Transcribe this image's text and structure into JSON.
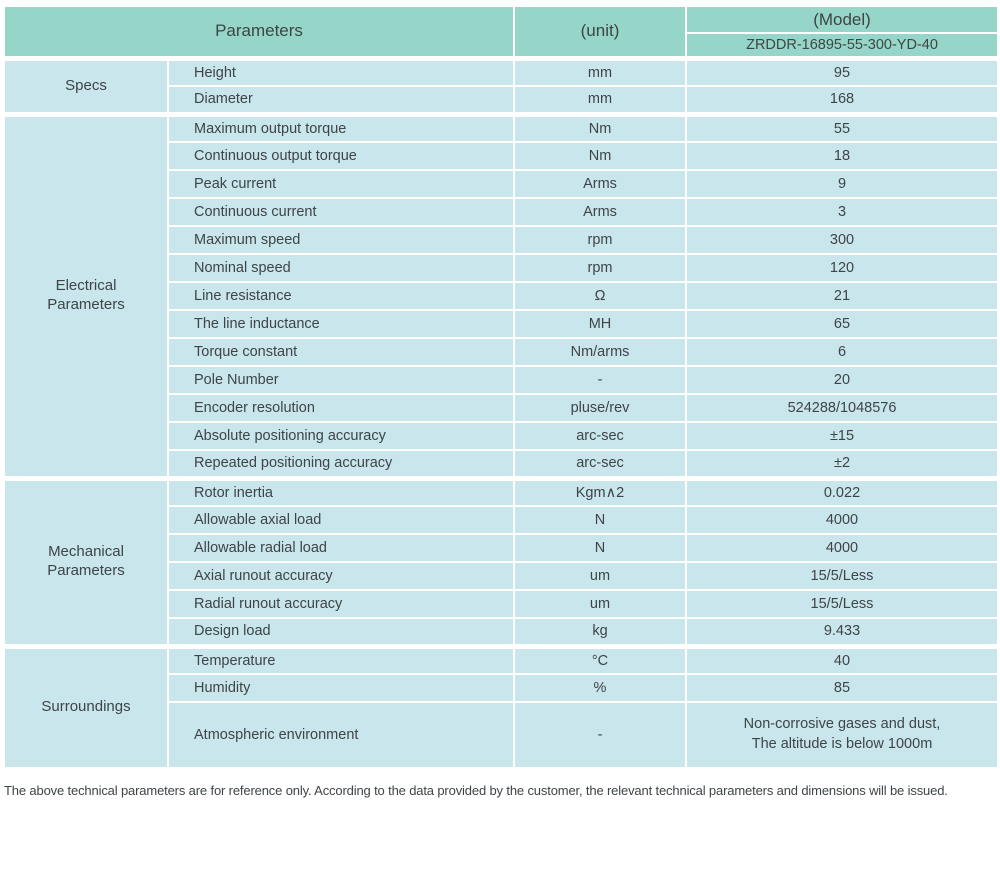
{
  "header": {
    "parameters_label": "Parameters",
    "unit_label": "(unit)",
    "model_label": "(Model)",
    "model_value": "ZRDDR-16895-55-300-YD-40"
  },
  "sections": [
    {
      "group": "Specs",
      "rows": [
        {
          "param": "Height",
          "unit": "mm",
          "value": "95"
        },
        {
          "param": "Diameter",
          "unit": "mm",
          "value": "168"
        }
      ]
    },
    {
      "group": "Electrical\nParameters",
      "rows": [
        {
          "param": "Maximum output torque",
          "unit": "Nm",
          "value": "55"
        },
        {
          "param": "Continuous output torque",
          "unit": "Nm",
          "value": "18"
        },
        {
          "param": "Peak current",
          "unit": "Arms",
          "value": "9"
        },
        {
          "param": "Continuous current",
          "unit": "Arms",
          "value": "3"
        },
        {
          "param": "Maximum speed",
          "unit": "rpm",
          "value": "300"
        },
        {
          "param": "Nominal speed",
          "unit": "rpm",
          "value": "120"
        },
        {
          "param": "Line resistance",
          "unit": "Ω",
          "value": "21"
        },
        {
          "param": "The line inductance",
          "unit": "MH",
          "value": "65"
        },
        {
          "param": "Torque constant",
          "unit": "Nm/arms",
          "value": "6"
        },
        {
          "param": "Pole Number",
          "unit": "-",
          "value": "20"
        },
        {
          "param": "Encoder resolution",
          "unit": "pluse/rev",
          "value": "524288/1048576"
        },
        {
          "param": "Absolute positioning accuracy",
          "unit": "arc-sec",
          "value": "±15"
        },
        {
          "param": "Repeated positioning accuracy",
          "unit": "arc-sec",
          "value": "±2"
        }
      ]
    },
    {
      "group": "Mechanical\nParameters",
      "rows": [
        {
          "param": "Rotor inertia",
          "unit": "Kgm∧2",
          "value": "0.022"
        },
        {
          "param": "Allowable axial load",
          "unit": "N",
          "value": "4000"
        },
        {
          "param": "Allowable radial load",
          "unit": "N",
          "value": "4000"
        },
        {
          "param": "Axial runout accuracy",
          "unit": "um",
          "value": "15/5/Less"
        },
        {
          "param": "Radial runout accuracy",
          "unit": "um",
          "value": "15/5/Less"
        },
        {
          "param": "Design load",
          "unit": "kg",
          "value": "9.433"
        }
      ]
    },
    {
      "group": "Surroundings",
      "rows": [
        {
          "param": "Temperature",
          "unit": "°C",
          "value": "40"
        },
        {
          "param": "Humidity",
          "unit": "%",
          "value": "85"
        },
        {
          "param": "Atmospheric environment",
          "unit": "-",
          "value": "Non-corrosive gases and dust,\nThe altitude is below 1000m"
        }
      ]
    }
  ],
  "footer": {
    "note": "The above technical parameters are for reference only. According to the data provided by the customer, the relevant technical parameters and dimensions will be issued."
  },
  "colors": {
    "header_bg": "#96d6c9",
    "cell_bg": "#c9e6ec",
    "border": "#ffffff",
    "text": "#3e4447"
  }
}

> [Task requirements]:
Read through the lines above and collect those that contain the string "current".

> [Complete answer]:
          "param": "Peak current",
          "param": "Continuous current",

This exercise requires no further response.